**GIVEN INFORMATION**.
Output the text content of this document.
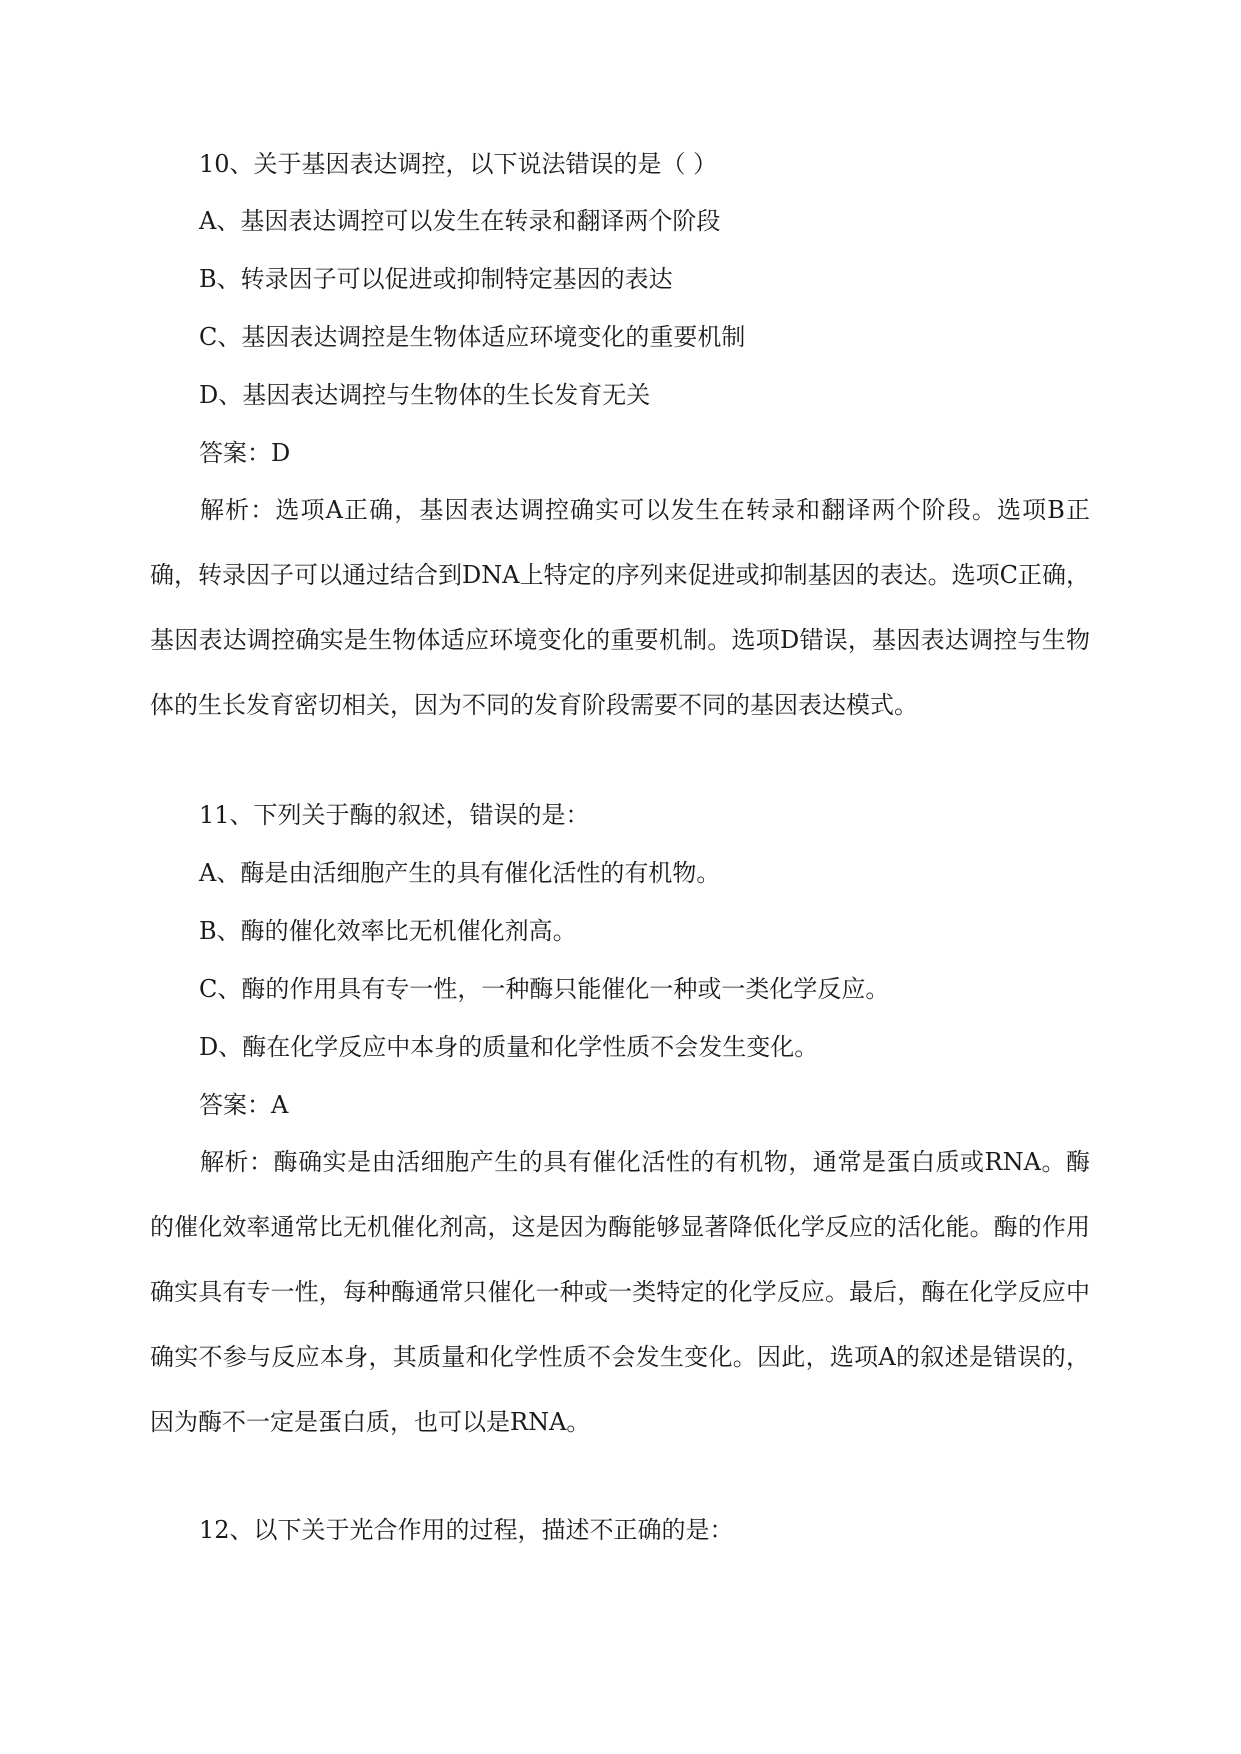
10、关于基因表达调控，以下说法错误的是（ ）
A、基因表达调控可以发生在转录和翻译两个阶段
B、转录因子可以促进或抑制特定基因的表达
C、基因表达调控是生物体适应环境变化的重要机制
D、基因表达调控与生物体的生长发育无关
答案：D
解析：选项A正确，基因表达调控确实可以发生在转录和翻译两个阶段。选项B正确，转录因子可以通过结合到DNA上特定的序列来促进或抑制基因的表达。选项C正确，基因表达调控确实是生物体适应环境变化的重要机制。选项D错误，基因表达调控与生物体的生长发育密切相关，因为不同的发育阶段需要不同的基因表达模式。
11、下列关于酶的叙述，错误的是：
A、酶是由活细胞产生的具有催化活性的有机物。
B、酶的催化效率比无机催化剂高。
C、酶的作用具有专一性，一种酶只能催化一种或一类化学反应。
D、酶在化学反应中本身的质量和化学性质不会发生变化。
答案：A
解析：酶确实是由活细胞产生的具有催化活性的有机物，通常是蛋白质或RNA。酶的催化效率通常比无机催化剂高，这是因为酶能够显著降低化学反应的活化能。酶的作用确实具有专一性，每种酶通常只催化一种或一类特定的化学反应。最后，酶在化学反应中确实不参与反应本身，其质量和化学性质不会发生变化。因此，选项A的叙述是错误的，因为酶不一定是蛋白质，也可以是RNA。
12、以下关于光合作用的过程，描述不正确的是：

**REQUIRED WORK**. Return the material word for word. Pictures are not part of the copy.

**ANSWER**.
Output the text content of this document.
10、关于基因表达调控，以下说法错误的是（ ）
A、基因表达调控可以发生在转录和翻译两个阶段
B、转录因子可以促进或抑制特定基因的表达
C、基因表达调控是生物体适应环境变化的重要机制
D、基因表达调控与生物体的生长发育无关
答案：D
解析：选项A正确，基因表达调控确实可以发生在转录和翻译两个阶段。选项B正确，转录因子可以通过结合到DNA上特定的序列来促进或抑制基因的表达。选项C正确，基因表达调控确实是生物体适应环境变化的重要机制。选项D错误，基因表达调控与生物体的生长发育密切相关，因为不同的发育阶段需要不同的基因表达模式。
11、下列关于酶的叙述，错误的是：
A、酶是由活细胞产生的具有催化活性的有机物。
B、酶的催化效率比无机催化剂高。
C、酶的作用具有专一性，一种酶只能催化一种或一类化学反应。
D、酶在化学反应中本身的质量和化学性质不会发生变化。
答案：A
解析：酶确实是由活细胞产生的具有催化活性的有机物，通常是蛋白质或RNA。酶的催化效率通常比无机催化剂高，这是因为酶能够显著降低化学反应的活化能。酶的作用确实具有专一性，每种酶通常只催化一种或一类特定的化学反应。最后，酶在化学反应中确实不参与反应本身，其质量和化学性质不会发生变化。因此，选项A的叙述是错误的，因为酶不一定是蛋白质，也可以是RNA。
12、以下关于光合作用的过程，描述不正确的是：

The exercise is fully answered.